> Written task: Every line containing the word "will" needs to be found and copied.
★ ★ ★ ★ ★
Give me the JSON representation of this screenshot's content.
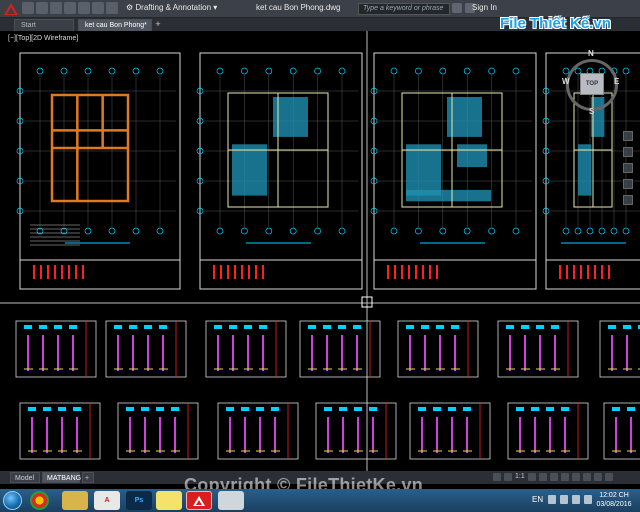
{
  "titlebar": {
    "workspace": "Drafting & Annotation",
    "document_title": "ket cau Bon Phong.dwg",
    "search_placeholder": "Type a keyword or phrase",
    "signin": "Sign In"
  },
  "tabs": [
    {
      "label": "Start"
    },
    {
      "label": "ket cau Bon Phong*"
    }
  ],
  "logo": {
    "text": "File Thiết Kế.vn"
  },
  "viewport": {
    "label": "[−][Top][2D Wireframe]"
  },
  "viewcube": {
    "top": "TOP",
    "north": "N",
    "south": "S",
    "east": "E",
    "west": "W"
  },
  "layout_tabs": [
    {
      "label": "Model"
    },
    {
      "label": "MATBANG"
    }
  ],
  "status": {
    "scale": "1:1"
  },
  "watermark": "Copyright © FileThietKe.vn",
  "taskbar": {
    "apps": [
      "chrome",
      "explorer",
      "autocad-ws",
      "photoshop",
      "notes",
      "autocad",
      "misc"
    ],
    "lang": "EN",
    "time": "12:02 CH",
    "date": "03/08/2016"
  },
  "colors": {
    "canvas": "#000000",
    "frame_red": "#ff2020",
    "frame_white": "#d8d8d8",
    "beam_orange": "#e07a20",
    "room_cyan": "#1f8fb0",
    "column_magenta": "#d040e0",
    "axis_cyan": "#00d0ff",
    "taskbar": "#1b3f60"
  }
}
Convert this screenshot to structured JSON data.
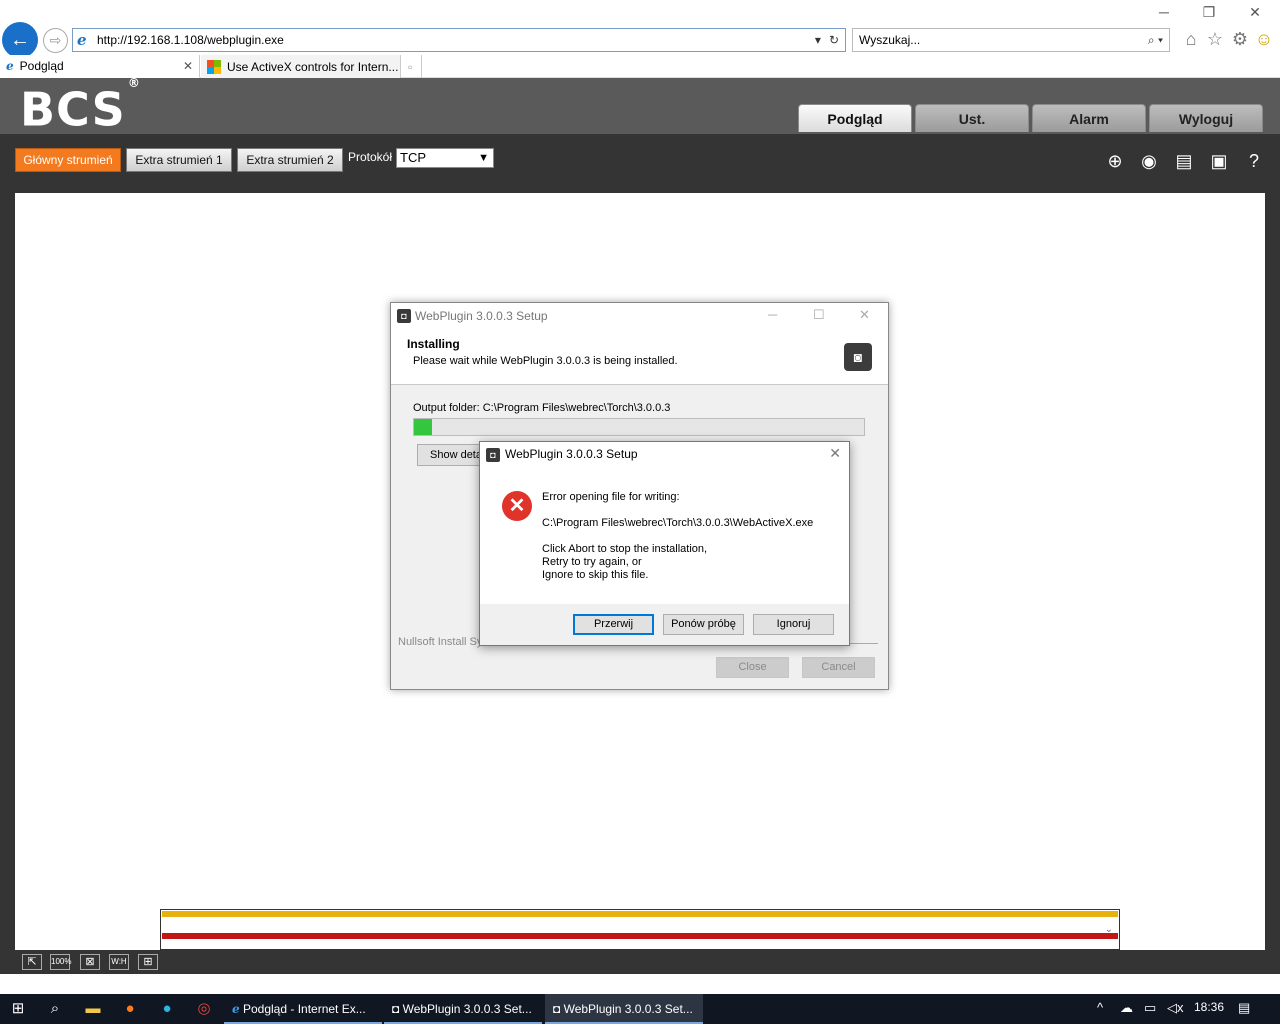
{
  "browser": {
    "address": "http://192.168.1.108/webplugin.exe",
    "search_placeholder": "Wyszukaj...",
    "tabs": [
      {
        "label": "Podgląd"
      },
      {
        "label": "Use ActiveX controls for Intern..."
      }
    ]
  },
  "nav_tabs": [
    "Podgląd",
    "Ust.",
    "Alarm",
    "Wyloguj"
  ],
  "logo": {
    "text": "BCS",
    "mark": "®"
  },
  "toolbar": {
    "streams": [
      "Główny strumień",
      "Extra strumień 1",
      "Extra strumień 2"
    ],
    "protocol_label": "Protokół",
    "protocol_value": "TCP"
  },
  "bottom_bar": {
    "zoom": "100%",
    "wh": "W:H"
  },
  "setup": {
    "title": "WebPlugin 3.0.0.3 Setup",
    "heading": "Installing",
    "subheading": "Please wait while WebPlugin 3.0.0.3 is being installed.",
    "output_folder": "Output folder: C:\\Program Files\\webrec\\Torch\\3.0.0.3",
    "progress": 0.04,
    "show_details": "Show details",
    "nullsoft": "Nullsoft Install System",
    "close": "Close",
    "cancel": "Cancel"
  },
  "error": {
    "title": "WebPlugin 3.0.0.3 Setup",
    "line1": "Error opening file for writing:",
    "line2": "C:\\Program Files\\webrec\\Torch\\3.0.0.3\\WebActiveX.exe",
    "line3": "Click Abort to stop the installation,",
    "line4": "Retry to try again, or",
    "line5": "Ignore to skip this file.",
    "buttons": [
      "Przerwij",
      "Ponów próbę",
      "Ignoruj"
    ]
  },
  "taskbar": {
    "apps": [
      "Podgląd - Internet Ex...",
      "WebPlugin 3.0.0.3 Set...",
      "WebPlugin 3.0.0.3 Set..."
    ],
    "time": "18:36"
  },
  "colors": {
    "orange": "#f47a1f",
    "ie_blue": "#1a6fc9",
    "progress": "#35c640",
    "error": "#e0332a"
  }
}
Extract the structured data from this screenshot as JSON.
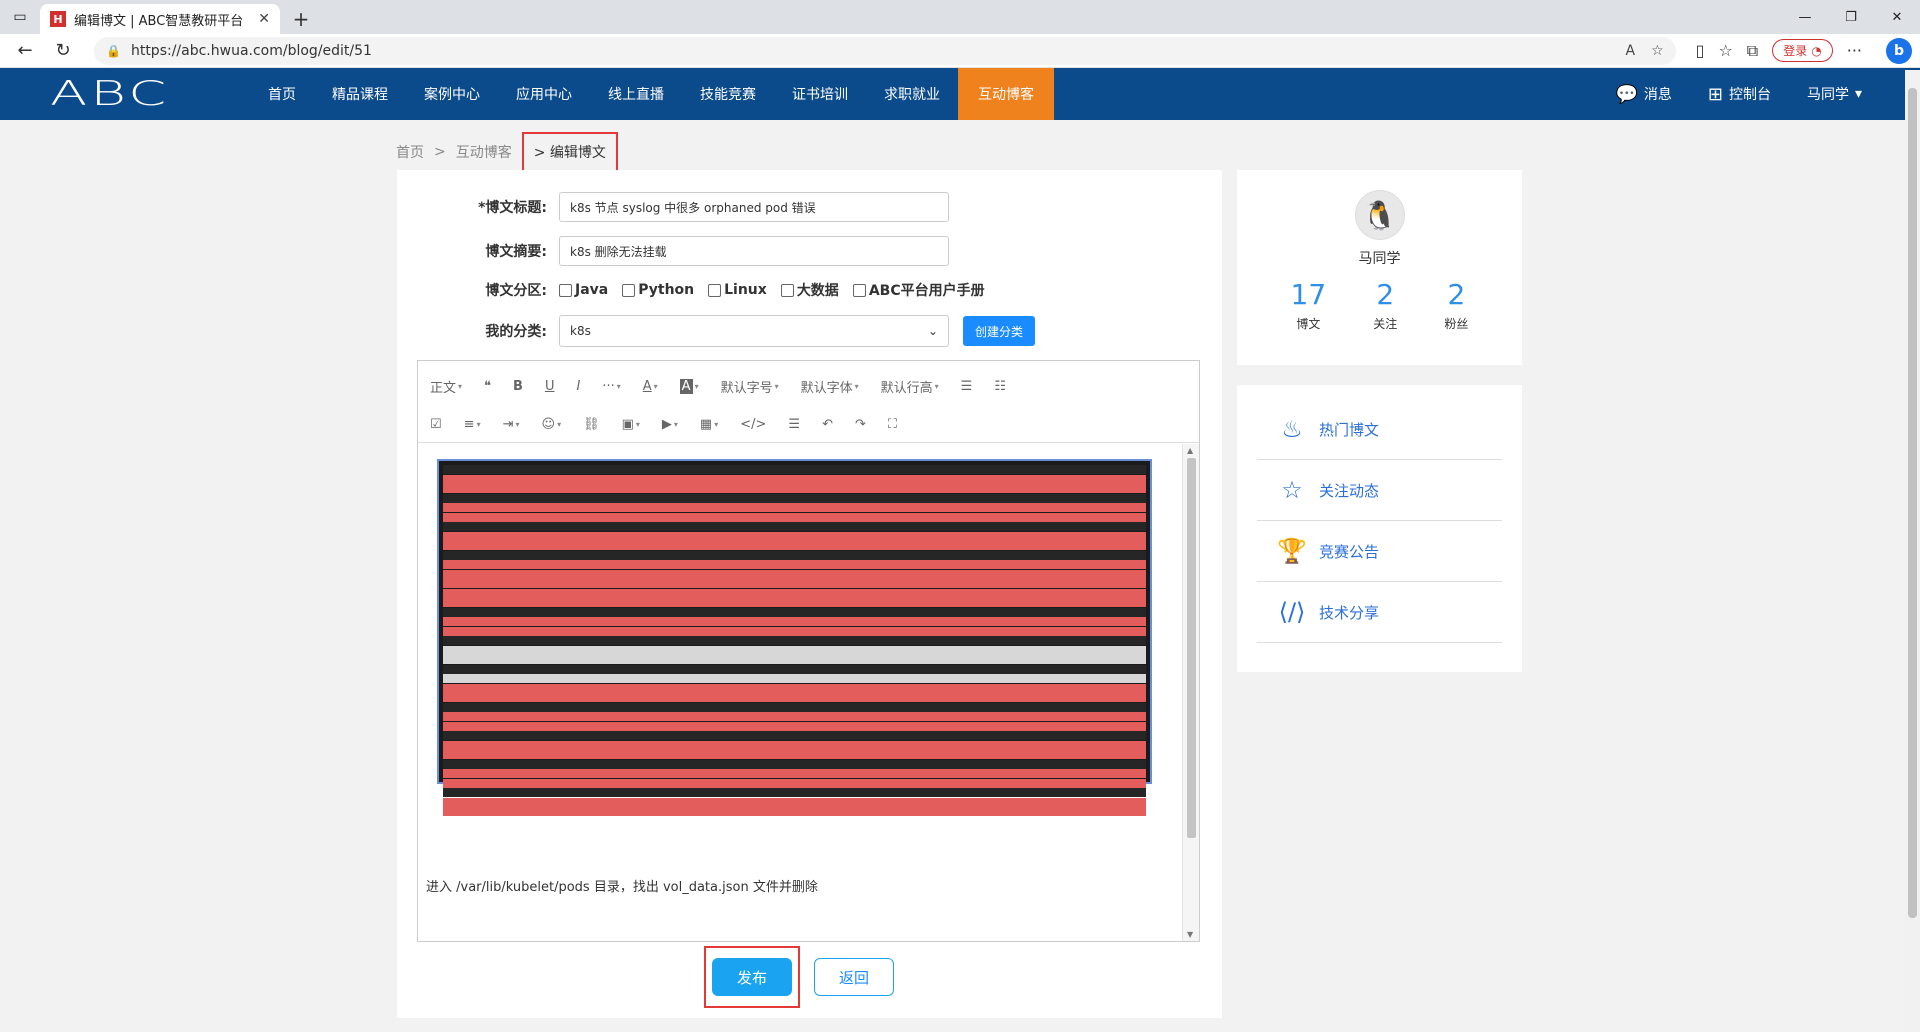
{
  "browser": {
    "tab_title": "编辑博文 | ABC智慧教研平台",
    "favicon_letter": "H",
    "url": "https://abc.hwua.com/blog/edit/51",
    "login_label": "登录"
  },
  "site": {
    "logo": "ABC",
    "nav": [
      "首页",
      "精品课程",
      "案例中心",
      "应用中心",
      "线上直播",
      "技能竞赛",
      "证书培训",
      "求职就业",
      "互动博客"
    ],
    "active_nav": "互动博客",
    "right": {
      "messages": "消息",
      "console": "控制台",
      "user": "马同学"
    },
    "accent_color": "#f0821e",
    "nav_color": "#0b4a8b"
  },
  "breadcrumb": {
    "home": "首页",
    "section": "互动博客",
    "current": "编辑博文",
    "sep": ">"
  },
  "form": {
    "title_label": "*博文标题:",
    "title_value": "k8s 节点 syslog 中很多 orphaned pod 错误",
    "summary_label": "博文摘要:",
    "summary_value": "k8s 删除无法挂载",
    "zone_label": "博文分区:",
    "zones": [
      "Java",
      "Python",
      "Linux",
      "大数据",
      "ABC平台用户手册"
    ],
    "category_label": "我的分类:",
    "category_value": "k8s",
    "create_category": "创建分类"
  },
  "toolbar": {
    "row1": [
      "正文",
      "❝",
      "B",
      "U",
      "I",
      "···",
      "A",
      "A",
      "默认字号",
      "默认字体",
      "默认行高",
      "☰",
      "☷"
    ],
    "row2": [
      "☑",
      "≡",
      "⇥",
      "☺",
      "⛓",
      "▣",
      "▶",
      "▦",
      "</>",
      "☰",
      "↶",
      "↷",
      "⛶"
    ]
  },
  "editor": {
    "body_text": "进入 /var/lib/kubelet/pods 目录，找出 vol_data.json 文件并删除"
  },
  "actions": {
    "publish": "发布",
    "back": "返回"
  },
  "profile": {
    "name": "马同学",
    "stats": [
      {
        "num": "17",
        "label": "博文"
      },
      {
        "num": "2",
        "label": "关注"
      },
      {
        "num": "2",
        "label": "粉丝"
      }
    ]
  },
  "sidebar_links": [
    {
      "label": "热门博文",
      "icon": "fire-icon"
    },
    {
      "label": "关注动态",
      "icon": "star-icon"
    },
    {
      "label": "竞赛公告",
      "icon": "trophy-icon"
    },
    {
      "label": "技术分享",
      "icon": "code-file-icon"
    }
  ]
}
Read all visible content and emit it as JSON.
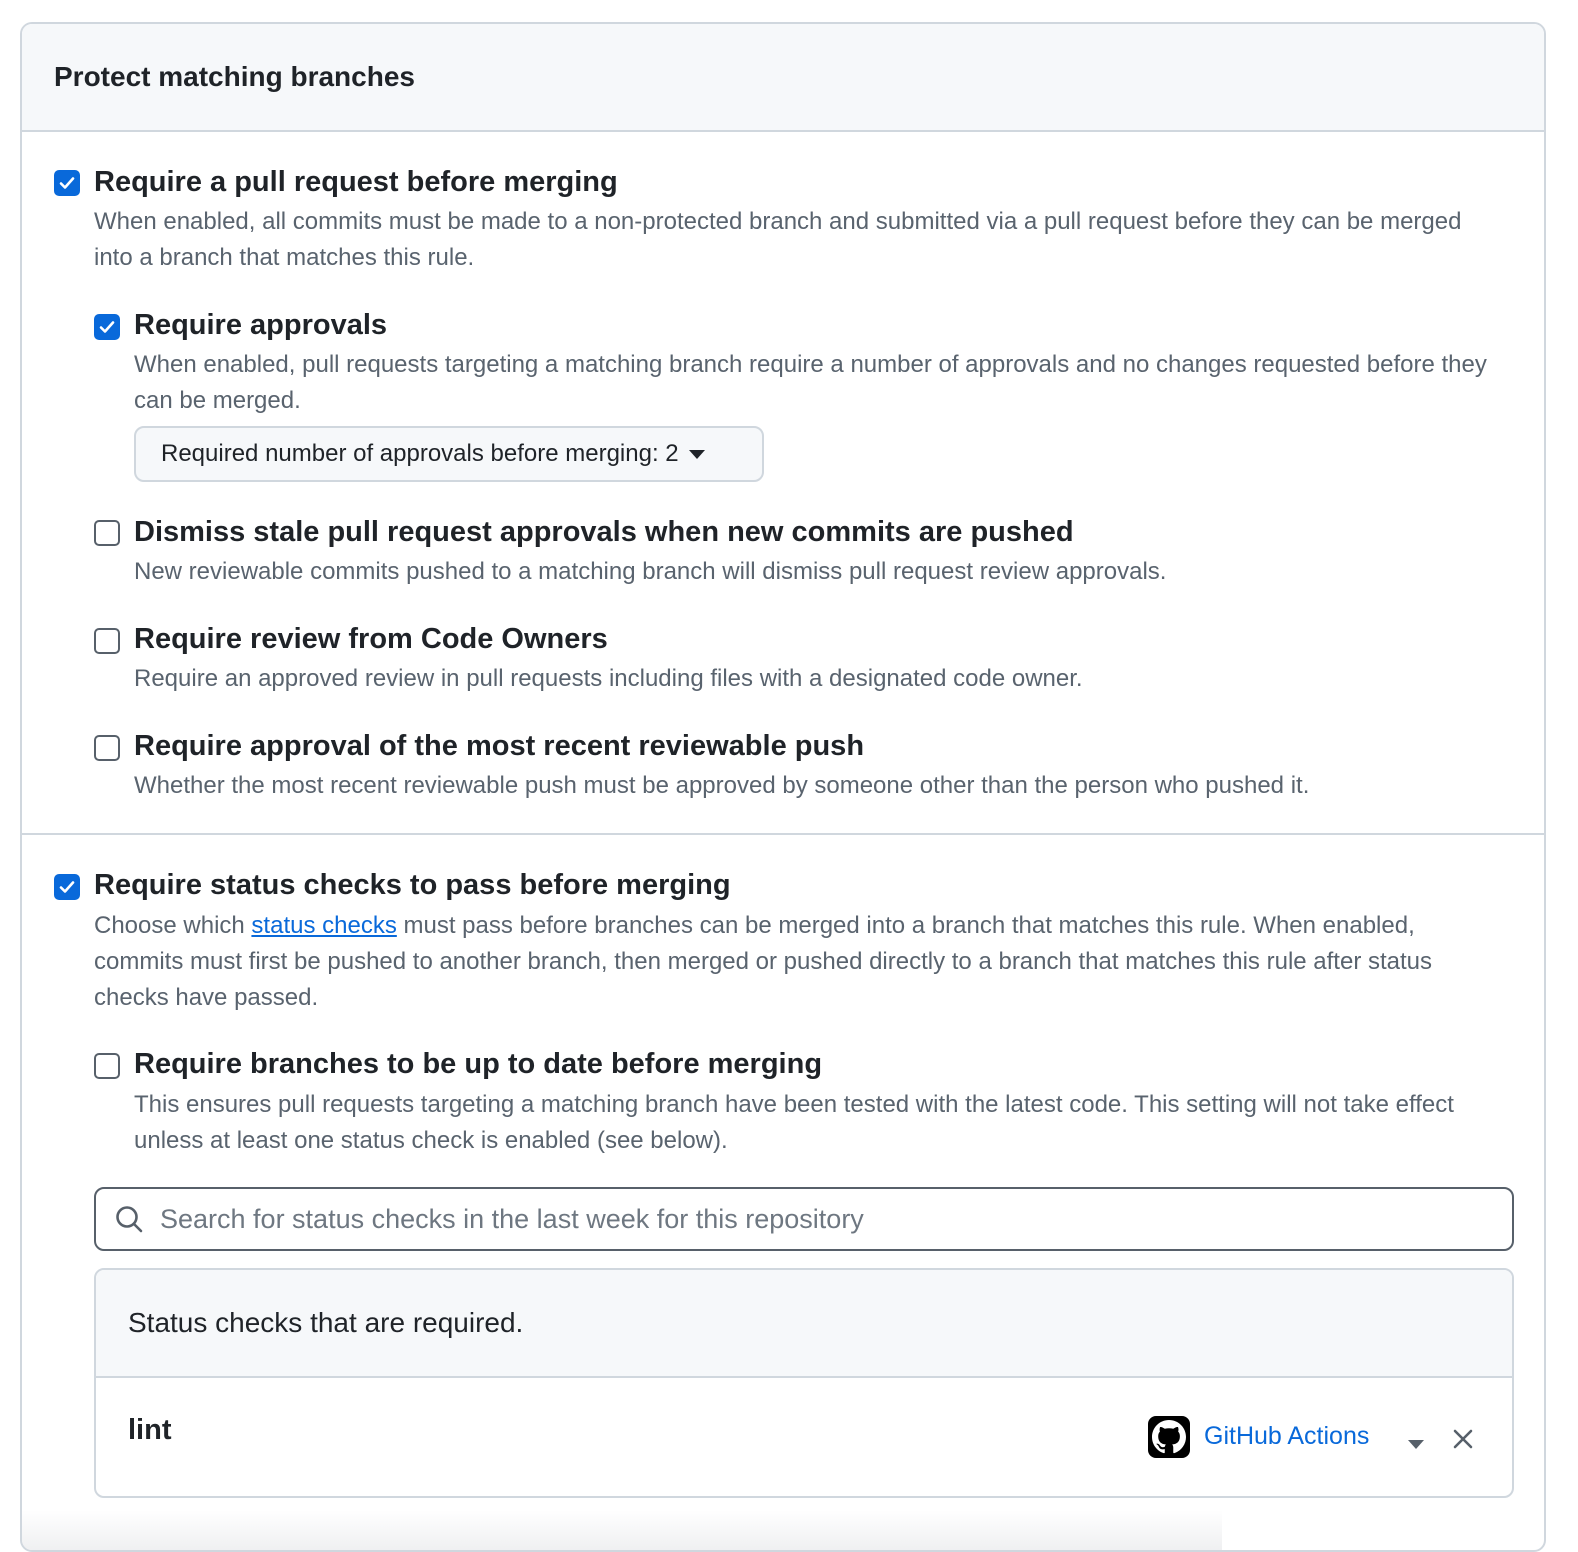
{
  "panel": {
    "title": "Protect matching branches"
  },
  "options": {
    "require_pr": {
      "checked": true,
      "title": "Require a pull request before merging",
      "desc": "When enabled, all commits must be made to a non-protected branch and submitted via a pull request before they can be merged into a branch that matches this rule."
    },
    "require_approvals": {
      "checked": true,
      "title": "Require approvals",
      "desc": "When enabled, pull requests targeting a matching branch require a number of approvals and no changes requested before they can be merged.",
      "dropdown_label": "Required number of approvals before merging: 2"
    },
    "dismiss_stale": {
      "checked": false,
      "title": "Dismiss stale pull request approvals when new commits are pushed",
      "desc": "New reviewable commits pushed to a matching branch will dismiss pull request review approvals."
    },
    "code_owners": {
      "checked": false,
      "title": "Require review from Code Owners",
      "desc": "Require an approved review in pull requests including files with a designated code owner."
    },
    "recent_push": {
      "checked": false,
      "title": "Require approval of the most recent reviewable push",
      "desc": "Whether the most recent reviewable push must be approved by someone other than the person who pushed it."
    },
    "status_checks": {
      "checked": true,
      "title": "Require status checks to pass before merging",
      "desc_before": "Choose which ",
      "desc_link": "status checks",
      "desc_after": " must pass before branches can be merged into a branch that matches this rule. When enabled, commits must first be pushed to another branch, then merged or pushed directly to a branch that matches this rule after status checks have passed."
    },
    "up_to_date": {
      "checked": false,
      "title": "Require branches to be up to date before merging",
      "desc": "This ensures pull requests targeting a matching branch have been tested with the latest code. This setting will not take effect unless at least one status check is enabled (see below)."
    }
  },
  "search": {
    "placeholder": "Search for status checks in the last week for this repository",
    "icon": "search-icon"
  },
  "required_checks": {
    "header": "Status checks that are required.",
    "rows": [
      {
        "name": "lint",
        "app": "GitHub Actions",
        "icon": "github-icon"
      }
    ]
  },
  "colors": {
    "accent": "#0969da",
    "border": "#d0d7de",
    "muted_text": "#59636e"
  }
}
★ ★ ★ ★ ★
> Answer to the task:
      "desc": "New reviewable commits pushed to a matching branch will dismiss pull request review approvals."
      "desc": "This ensures pull requests targeting a matching branch have been tested with the latest code. This setting will not take effect unless at least one status check is enabled (see below)."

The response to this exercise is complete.